Stored data

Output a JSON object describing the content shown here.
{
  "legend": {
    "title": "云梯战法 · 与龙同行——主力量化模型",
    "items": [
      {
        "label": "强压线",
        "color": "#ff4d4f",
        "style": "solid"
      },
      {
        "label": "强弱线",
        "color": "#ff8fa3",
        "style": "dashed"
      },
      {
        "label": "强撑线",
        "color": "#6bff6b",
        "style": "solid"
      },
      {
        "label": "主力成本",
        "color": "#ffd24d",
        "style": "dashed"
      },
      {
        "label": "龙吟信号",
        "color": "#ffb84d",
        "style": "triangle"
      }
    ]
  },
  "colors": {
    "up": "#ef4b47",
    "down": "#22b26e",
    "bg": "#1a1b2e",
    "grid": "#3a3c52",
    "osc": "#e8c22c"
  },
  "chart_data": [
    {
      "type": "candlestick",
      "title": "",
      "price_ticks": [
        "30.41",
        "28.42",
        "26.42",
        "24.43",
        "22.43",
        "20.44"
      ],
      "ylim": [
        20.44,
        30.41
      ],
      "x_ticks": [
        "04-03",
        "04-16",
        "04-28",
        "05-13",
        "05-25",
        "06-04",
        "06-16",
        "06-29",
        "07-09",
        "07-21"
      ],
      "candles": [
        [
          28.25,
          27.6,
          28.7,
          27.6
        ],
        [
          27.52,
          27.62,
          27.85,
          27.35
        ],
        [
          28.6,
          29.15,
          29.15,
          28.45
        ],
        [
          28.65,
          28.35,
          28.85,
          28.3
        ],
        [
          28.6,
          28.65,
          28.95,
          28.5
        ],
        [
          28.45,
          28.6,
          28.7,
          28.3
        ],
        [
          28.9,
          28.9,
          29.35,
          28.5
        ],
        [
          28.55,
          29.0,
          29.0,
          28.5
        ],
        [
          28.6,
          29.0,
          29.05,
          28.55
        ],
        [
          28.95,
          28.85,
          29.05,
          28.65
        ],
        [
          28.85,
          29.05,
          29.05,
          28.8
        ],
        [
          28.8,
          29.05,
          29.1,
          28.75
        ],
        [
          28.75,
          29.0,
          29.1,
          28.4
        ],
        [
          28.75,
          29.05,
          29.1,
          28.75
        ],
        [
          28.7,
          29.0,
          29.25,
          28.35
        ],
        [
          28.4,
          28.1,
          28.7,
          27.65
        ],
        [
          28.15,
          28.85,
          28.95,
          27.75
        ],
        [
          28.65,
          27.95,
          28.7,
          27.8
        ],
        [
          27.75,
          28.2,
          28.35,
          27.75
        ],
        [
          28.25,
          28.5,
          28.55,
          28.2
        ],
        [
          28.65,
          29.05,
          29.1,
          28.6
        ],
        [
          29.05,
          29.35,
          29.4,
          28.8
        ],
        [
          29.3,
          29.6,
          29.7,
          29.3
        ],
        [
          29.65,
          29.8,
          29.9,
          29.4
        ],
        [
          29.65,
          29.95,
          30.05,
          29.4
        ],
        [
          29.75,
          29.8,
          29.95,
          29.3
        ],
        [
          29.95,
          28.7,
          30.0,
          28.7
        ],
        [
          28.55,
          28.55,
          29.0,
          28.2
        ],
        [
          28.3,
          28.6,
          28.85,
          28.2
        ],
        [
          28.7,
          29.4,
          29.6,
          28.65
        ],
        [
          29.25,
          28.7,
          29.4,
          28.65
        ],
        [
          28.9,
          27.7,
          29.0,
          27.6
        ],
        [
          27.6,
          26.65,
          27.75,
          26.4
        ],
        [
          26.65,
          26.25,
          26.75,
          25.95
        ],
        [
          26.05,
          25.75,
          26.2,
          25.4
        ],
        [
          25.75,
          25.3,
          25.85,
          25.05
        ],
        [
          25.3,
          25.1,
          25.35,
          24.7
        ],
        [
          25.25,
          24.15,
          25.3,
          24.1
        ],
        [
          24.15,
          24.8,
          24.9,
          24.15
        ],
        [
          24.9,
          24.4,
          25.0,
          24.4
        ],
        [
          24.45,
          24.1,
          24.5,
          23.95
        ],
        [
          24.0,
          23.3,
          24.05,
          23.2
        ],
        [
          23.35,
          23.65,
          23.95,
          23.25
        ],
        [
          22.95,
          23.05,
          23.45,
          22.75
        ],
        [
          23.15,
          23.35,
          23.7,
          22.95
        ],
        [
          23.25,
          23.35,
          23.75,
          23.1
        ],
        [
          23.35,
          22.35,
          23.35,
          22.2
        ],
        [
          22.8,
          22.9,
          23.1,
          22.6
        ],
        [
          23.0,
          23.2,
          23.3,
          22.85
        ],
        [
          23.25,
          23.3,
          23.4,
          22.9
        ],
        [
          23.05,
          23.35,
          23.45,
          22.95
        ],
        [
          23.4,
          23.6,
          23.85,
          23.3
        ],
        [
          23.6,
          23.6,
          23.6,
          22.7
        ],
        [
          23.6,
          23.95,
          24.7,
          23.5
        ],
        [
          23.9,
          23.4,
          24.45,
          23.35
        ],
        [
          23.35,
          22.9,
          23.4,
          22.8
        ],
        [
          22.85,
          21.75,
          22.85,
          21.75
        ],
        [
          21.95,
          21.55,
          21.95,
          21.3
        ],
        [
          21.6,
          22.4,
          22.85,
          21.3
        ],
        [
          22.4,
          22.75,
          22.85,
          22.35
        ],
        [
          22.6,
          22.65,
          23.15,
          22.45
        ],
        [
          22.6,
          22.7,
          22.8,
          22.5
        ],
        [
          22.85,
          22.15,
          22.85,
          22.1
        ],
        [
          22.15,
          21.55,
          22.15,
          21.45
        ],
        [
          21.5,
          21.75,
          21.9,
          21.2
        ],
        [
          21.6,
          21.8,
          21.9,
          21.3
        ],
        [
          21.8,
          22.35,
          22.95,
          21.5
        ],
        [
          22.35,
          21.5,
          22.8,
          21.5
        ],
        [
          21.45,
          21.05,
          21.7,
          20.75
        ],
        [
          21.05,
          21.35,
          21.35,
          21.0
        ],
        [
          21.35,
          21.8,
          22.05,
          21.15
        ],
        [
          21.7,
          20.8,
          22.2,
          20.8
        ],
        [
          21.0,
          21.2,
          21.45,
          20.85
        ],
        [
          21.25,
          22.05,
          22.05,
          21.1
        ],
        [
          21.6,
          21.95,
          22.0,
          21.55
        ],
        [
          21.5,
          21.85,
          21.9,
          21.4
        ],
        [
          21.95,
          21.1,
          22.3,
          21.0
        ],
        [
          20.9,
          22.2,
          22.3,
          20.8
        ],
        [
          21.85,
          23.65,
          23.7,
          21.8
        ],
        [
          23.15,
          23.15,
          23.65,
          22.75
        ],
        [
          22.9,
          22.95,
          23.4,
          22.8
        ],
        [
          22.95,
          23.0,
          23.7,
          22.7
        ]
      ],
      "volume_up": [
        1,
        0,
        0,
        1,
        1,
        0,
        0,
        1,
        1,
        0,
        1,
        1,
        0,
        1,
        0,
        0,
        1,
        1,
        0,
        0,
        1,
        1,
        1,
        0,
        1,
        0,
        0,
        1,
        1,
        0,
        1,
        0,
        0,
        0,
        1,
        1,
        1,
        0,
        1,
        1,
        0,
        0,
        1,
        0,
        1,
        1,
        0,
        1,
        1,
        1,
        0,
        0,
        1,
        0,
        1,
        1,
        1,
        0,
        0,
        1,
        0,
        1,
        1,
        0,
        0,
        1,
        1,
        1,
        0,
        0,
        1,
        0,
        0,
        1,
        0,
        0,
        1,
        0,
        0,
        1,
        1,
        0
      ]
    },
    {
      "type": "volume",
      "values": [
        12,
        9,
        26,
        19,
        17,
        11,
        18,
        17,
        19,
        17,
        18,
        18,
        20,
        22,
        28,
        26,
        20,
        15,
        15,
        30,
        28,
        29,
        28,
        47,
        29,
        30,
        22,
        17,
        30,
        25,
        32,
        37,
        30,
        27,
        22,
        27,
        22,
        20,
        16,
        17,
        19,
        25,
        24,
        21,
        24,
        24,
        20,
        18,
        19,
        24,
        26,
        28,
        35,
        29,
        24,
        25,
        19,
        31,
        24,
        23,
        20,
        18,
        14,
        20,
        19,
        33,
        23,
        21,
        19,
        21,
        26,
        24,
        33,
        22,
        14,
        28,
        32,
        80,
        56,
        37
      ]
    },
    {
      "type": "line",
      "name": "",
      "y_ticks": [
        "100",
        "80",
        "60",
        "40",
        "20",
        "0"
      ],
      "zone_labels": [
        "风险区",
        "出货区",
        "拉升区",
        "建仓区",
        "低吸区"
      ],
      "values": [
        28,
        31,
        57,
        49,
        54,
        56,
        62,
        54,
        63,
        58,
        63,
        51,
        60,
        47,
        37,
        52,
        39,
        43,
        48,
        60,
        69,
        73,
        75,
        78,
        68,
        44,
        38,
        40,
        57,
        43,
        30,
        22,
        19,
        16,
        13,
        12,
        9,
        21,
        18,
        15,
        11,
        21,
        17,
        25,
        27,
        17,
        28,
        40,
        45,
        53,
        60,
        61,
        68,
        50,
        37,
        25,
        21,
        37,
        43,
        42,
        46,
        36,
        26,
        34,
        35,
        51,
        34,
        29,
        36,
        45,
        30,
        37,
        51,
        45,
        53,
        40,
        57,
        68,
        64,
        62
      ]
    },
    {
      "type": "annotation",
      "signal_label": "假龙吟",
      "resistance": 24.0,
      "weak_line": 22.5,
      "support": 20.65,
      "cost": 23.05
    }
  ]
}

Task instructions –
Tally the lines in the entries above that hold the word "type". Reply with nothing but that count.

The response –
4